AIM OF THE EXERCISE: Set down each entry exactly as given; pictures should not appear in the copy.

GIVEN DATA:

····················

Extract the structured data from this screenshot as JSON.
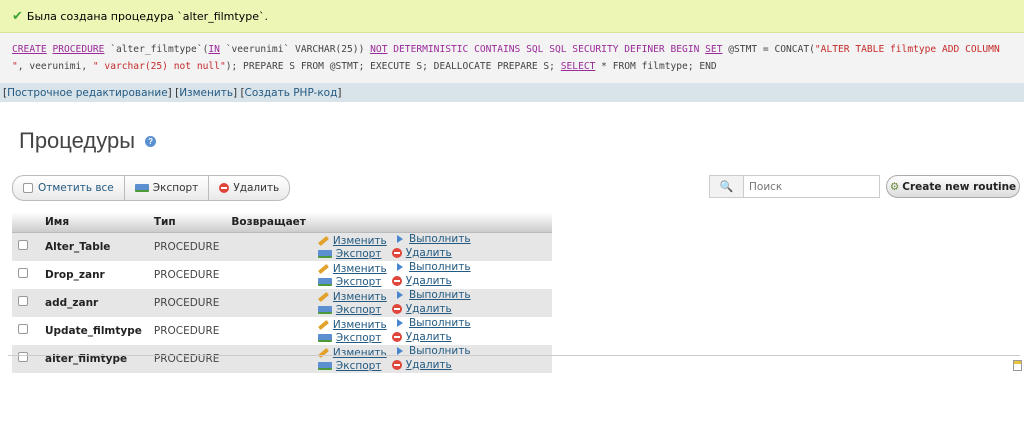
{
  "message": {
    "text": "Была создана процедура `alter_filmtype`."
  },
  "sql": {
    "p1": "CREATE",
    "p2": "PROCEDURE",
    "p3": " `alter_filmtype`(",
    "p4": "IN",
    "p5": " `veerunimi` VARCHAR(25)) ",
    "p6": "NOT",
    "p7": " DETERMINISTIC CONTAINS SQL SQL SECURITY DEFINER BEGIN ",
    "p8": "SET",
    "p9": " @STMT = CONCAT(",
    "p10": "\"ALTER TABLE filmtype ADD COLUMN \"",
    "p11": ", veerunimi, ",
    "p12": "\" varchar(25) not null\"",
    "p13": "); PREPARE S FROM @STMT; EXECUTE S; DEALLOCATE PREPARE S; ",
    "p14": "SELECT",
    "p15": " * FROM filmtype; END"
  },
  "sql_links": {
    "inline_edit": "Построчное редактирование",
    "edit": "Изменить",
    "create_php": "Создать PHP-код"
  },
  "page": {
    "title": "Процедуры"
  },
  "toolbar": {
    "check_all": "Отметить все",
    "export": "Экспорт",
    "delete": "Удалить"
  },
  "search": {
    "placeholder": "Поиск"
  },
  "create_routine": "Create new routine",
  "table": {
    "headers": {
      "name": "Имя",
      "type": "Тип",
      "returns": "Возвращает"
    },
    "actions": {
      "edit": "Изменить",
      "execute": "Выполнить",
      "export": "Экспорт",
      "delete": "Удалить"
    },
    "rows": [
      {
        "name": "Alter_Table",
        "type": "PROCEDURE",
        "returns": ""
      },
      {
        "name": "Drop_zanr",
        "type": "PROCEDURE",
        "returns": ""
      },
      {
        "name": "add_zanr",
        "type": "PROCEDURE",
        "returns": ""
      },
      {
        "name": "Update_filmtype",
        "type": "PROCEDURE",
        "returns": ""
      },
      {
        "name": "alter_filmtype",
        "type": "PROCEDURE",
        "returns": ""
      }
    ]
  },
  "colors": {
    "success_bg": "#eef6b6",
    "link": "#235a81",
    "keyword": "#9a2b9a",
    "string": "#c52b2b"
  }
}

····················

WRITTEN REPLY:
Extract the structured data from this screenshot as JSON.
{
  "message": {
    "text": "Была создана процедура `alter_filmtype`."
  },
  "sql": {
    "p1": "CREATE",
    "p2": "PROCEDURE",
    "p3": " `alter_filmtype`(",
    "p4": "IN",
    "p5": " `veerunimi` VARCHAR(25)) ",
    "p6": "NOT",
    "p7": " DETERMINISTIC CONTAINS SQL SQL SECURITY DEFINER BEGIN ",
    "p8": "SET",
    "p9": " @STMT = CONCAT(",
    "p10": "\"ALTER TABLE filmtype ADD COLUMN \"",
    "p11": ", veerunimi, ",
    "p12": "\" varchar(25) not null\"",
    "p13": "); PREPARE S FROM @STMT; EXECUTE S; DEALLOCATE PREPARE S; ",
    "p14": "SELECT",
    "p15": " * FROM filmtype; END"
  },
  "sql_links": {
    "inline_edit": "Построчное редактирование",
    "edit": "Изменить",
    "create_php": "Создать PHP-код"
  },
  "page": {
    "title": "Процедуры"
  },
  "toolbar": {
    "check_all": "Отметить все",
    "export": "Экспорт",
    "delete": "Удалить"
  },
  "search": {
    "placeholder": "Поиск"
  },
  "create_routine": "Create new routine",
  "table": {
    "headers": {
      "name": "Имя",
      "type": "Тип",
      "returns": "Возвращает"
    },
    "actions": {
      "edit": "Изменить",
      "execute": "Выполнить",
      "export": "Экспорт",
      "delete": "Удалить"
    },
    "rows": [
      {
        "name": "Alter_Table",
        "type": "PROCEDURE",
        "returns": ""
      },
      {
        "name": "Drop_zanr",
        "type": "PROCEDURE",
        "returns": ""
      },
      {
        "name": "add_zanr",
        "type": "PROCEDURE",
        "returns": ""
      },
      {
        "name": "Update_filmtype",
        "type": "PROCEDURE",
        "returns": ""
      },
      {
        "name": "alter_filmtype",
        "type": "PROCEDURE",
        "returns": ""
      }
    ]
  },
  "colors": {
    "success_bg": "#eef6b6",
    "link": "#235a81",
    "keyword": "#9a2b9a",
    "string": "#c52b2b"
  }
}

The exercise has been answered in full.